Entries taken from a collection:

________________________

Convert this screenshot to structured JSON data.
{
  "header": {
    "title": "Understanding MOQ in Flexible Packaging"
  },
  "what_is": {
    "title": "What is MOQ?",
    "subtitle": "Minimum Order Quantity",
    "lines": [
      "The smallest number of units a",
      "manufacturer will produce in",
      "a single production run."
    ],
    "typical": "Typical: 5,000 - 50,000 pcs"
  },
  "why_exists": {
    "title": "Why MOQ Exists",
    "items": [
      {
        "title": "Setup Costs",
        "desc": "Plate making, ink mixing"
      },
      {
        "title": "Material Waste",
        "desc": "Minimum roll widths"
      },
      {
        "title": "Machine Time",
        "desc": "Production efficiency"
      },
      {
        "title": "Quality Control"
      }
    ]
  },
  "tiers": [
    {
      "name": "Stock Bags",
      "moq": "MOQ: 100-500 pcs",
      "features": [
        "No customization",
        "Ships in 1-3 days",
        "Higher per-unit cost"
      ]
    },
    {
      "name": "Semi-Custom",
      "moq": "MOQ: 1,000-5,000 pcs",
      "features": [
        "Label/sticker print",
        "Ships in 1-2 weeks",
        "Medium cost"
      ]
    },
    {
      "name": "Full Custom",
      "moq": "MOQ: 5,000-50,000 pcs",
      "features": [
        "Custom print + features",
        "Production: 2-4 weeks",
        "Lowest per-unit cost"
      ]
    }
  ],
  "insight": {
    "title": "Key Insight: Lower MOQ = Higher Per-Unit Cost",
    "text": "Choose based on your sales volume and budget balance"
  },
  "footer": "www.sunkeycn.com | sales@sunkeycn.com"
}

________________________

Extract the complete listing verbatim.

Convert this screenshot to structured JSON data.
{
  "header": {
    "title": "Understanding MOQ in Flexible Packaging"
  },
  "what_is": {
    "title": "What is MOQ?",
    "subtitle": "Minimum Order Quantity",
    "lines": [
      "The smallest number of units a",
      "manufacturer will produce in",
      "a single production run."
    ],
    "typical": "Typical: 5,000 - 50,000 pcs"
  },
  "why_exists": {
    "title": "Why MOQ Exists",
    "items": [
      {
        "title": "Setup Costs",
        "desc": "Plate making, ink mixing"
      },
      {
        "title": "Material Waste",
        "desc": "Minimum roll widths"
      },
      {
        "title": "Machine Time",
        "desc": "Production efficiency"
      },
      {
        "title": "Quality Control"
      }
    ]
  },
  "tiers": [
    {
      "name": "Stock Bags",
      "moq": "MOQ: 100-500 pcs",
      "features": [
        "No customization",
        "Ships in 1-3 days",
        "Higher per-unit cost"
      ]
    },
    {
      "name": "Semi-Custom",
      "moq": "MOQ: 1,000-5,000 pcs",
      "features": [
        "Label/sticker print",
        "Ships in 1-2 weeks",
        "Medium cost"
      ]
    },
    {
      "name": "Full Custom",
      "moq": "MOQ: 5,000-50,000 pcs",
      "features": [
        "Custom print + features",
        "Production: 2-4 weeks",
        "Lowest per-unit cost"
      ]
    }
  ],
  "insight": {
    "title": "Key Insight: Lower MOQ = Higher Per-Unit Cost",
    "text": "Choose based on your sales volume and budget balance"
  },
  "footer": "www.sunkeycn.com | sales@sunkeycn.com"
}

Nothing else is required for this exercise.